== Input data ==

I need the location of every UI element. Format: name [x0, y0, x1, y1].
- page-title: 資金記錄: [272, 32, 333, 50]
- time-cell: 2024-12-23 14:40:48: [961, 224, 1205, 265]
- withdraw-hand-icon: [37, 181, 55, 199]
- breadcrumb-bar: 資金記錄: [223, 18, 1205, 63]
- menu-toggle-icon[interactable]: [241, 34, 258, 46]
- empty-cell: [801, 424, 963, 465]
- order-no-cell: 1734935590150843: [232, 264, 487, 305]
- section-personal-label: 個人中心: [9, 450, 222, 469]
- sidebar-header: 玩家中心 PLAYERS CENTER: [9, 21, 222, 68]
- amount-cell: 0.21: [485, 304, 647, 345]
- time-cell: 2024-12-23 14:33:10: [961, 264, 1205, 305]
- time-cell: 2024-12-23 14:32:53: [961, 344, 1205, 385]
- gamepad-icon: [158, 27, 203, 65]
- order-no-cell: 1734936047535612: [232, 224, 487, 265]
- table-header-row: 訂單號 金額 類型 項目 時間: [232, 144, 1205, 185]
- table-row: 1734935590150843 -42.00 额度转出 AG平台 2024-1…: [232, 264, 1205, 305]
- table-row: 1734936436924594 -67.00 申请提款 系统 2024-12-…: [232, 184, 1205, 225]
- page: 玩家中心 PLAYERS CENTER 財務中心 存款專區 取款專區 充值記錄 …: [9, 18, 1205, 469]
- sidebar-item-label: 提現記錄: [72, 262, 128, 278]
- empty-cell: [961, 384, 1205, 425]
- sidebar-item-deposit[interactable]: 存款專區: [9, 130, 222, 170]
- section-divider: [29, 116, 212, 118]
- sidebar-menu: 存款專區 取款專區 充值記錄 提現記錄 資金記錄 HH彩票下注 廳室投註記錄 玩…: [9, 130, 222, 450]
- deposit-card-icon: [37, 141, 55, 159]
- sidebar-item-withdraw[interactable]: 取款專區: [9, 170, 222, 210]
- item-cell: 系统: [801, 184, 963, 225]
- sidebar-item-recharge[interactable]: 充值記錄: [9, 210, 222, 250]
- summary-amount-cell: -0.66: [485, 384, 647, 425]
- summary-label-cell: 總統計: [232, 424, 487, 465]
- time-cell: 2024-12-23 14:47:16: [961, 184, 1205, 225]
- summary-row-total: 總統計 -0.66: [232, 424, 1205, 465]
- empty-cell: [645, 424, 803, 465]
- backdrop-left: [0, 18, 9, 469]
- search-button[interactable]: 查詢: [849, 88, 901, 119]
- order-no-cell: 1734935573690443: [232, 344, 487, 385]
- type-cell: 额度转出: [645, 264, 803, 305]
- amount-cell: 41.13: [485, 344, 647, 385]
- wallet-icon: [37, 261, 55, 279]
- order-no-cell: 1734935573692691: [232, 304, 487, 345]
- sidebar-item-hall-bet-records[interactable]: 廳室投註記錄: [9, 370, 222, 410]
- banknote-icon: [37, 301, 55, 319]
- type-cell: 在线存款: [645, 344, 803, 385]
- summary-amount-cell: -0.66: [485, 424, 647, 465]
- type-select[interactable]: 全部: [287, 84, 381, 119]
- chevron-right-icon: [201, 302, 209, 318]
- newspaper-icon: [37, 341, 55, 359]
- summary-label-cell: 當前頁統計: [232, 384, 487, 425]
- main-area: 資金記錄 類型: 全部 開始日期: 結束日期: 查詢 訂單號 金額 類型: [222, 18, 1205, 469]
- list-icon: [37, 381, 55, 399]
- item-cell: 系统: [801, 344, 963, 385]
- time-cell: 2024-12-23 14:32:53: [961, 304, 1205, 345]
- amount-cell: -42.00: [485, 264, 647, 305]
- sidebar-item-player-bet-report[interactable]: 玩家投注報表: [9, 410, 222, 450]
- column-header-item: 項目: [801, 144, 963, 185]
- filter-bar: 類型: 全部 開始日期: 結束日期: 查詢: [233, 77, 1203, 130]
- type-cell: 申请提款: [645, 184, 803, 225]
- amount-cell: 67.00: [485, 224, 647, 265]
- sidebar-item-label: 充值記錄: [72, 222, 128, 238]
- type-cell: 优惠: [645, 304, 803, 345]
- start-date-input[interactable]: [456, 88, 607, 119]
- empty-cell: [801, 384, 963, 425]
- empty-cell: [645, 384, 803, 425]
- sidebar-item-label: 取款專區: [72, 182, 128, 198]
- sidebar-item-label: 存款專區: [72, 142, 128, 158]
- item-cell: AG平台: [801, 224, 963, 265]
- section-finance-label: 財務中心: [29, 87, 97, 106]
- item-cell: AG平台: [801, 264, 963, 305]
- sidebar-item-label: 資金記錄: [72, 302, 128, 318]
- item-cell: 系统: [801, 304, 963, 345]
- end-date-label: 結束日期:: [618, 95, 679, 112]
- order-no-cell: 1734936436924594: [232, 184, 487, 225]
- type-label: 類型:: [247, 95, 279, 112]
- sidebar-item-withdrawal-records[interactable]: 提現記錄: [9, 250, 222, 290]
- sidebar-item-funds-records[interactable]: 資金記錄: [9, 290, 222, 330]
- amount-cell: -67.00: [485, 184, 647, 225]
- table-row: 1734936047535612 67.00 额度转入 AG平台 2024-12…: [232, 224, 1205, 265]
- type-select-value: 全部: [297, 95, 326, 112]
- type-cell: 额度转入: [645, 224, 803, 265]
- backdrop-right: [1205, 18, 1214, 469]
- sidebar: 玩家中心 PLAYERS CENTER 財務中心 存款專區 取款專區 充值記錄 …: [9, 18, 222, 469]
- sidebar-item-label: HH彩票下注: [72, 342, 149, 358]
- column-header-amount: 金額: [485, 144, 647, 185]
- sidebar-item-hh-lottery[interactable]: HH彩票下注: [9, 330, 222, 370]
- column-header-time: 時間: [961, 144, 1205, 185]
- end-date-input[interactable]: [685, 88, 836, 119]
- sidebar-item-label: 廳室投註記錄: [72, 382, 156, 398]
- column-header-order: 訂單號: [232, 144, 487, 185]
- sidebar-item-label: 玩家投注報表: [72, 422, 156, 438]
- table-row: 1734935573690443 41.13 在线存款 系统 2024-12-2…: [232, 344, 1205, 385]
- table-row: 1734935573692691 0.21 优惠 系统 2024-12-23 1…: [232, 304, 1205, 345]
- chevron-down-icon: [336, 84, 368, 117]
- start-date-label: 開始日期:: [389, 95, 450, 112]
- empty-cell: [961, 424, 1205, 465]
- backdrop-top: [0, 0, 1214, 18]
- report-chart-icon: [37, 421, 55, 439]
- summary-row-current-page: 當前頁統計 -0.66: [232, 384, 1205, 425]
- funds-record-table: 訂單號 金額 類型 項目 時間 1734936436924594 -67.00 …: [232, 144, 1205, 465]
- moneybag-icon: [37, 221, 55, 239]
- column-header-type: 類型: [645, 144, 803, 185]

===

> Given request
List the records above as a numbered list, from the first line through the line containing "- amount-cell: 0.21: [485, 304, 647, 345]", and omit any blank lines.

> Solution for this exercise
1. I need the location of every UI element. Format: name [x0, y0, x1, y1].
2. - page-title: 資金記錄: [272, 32, 333, 50]
3. - time-cell: 2024-12-23 14:40:48: [961, 224, 1205, 265]
4. - withdraw-hand-icon: [37, 181, 55, 199]
5. - breadcrumb-bar: 資金記錄: [223, 18, 1205, 63]
6. - menu-toggle-icon[interactable]: [241, 34, 258, 46]
7. - empty-cell: [801, 424, 963, 465]
8. - order-no-cell: 1734935590150843: [232, 264, 487, 305]
9. - section-personal-label: 個人中心: [9, 450, 222, 469]
10. - sidebar-header: 玩家中心 PLAYERS CENTER: [9, 21, 222, 68]
11. - amount-cell: 0.21: [485, 304, 647, 345]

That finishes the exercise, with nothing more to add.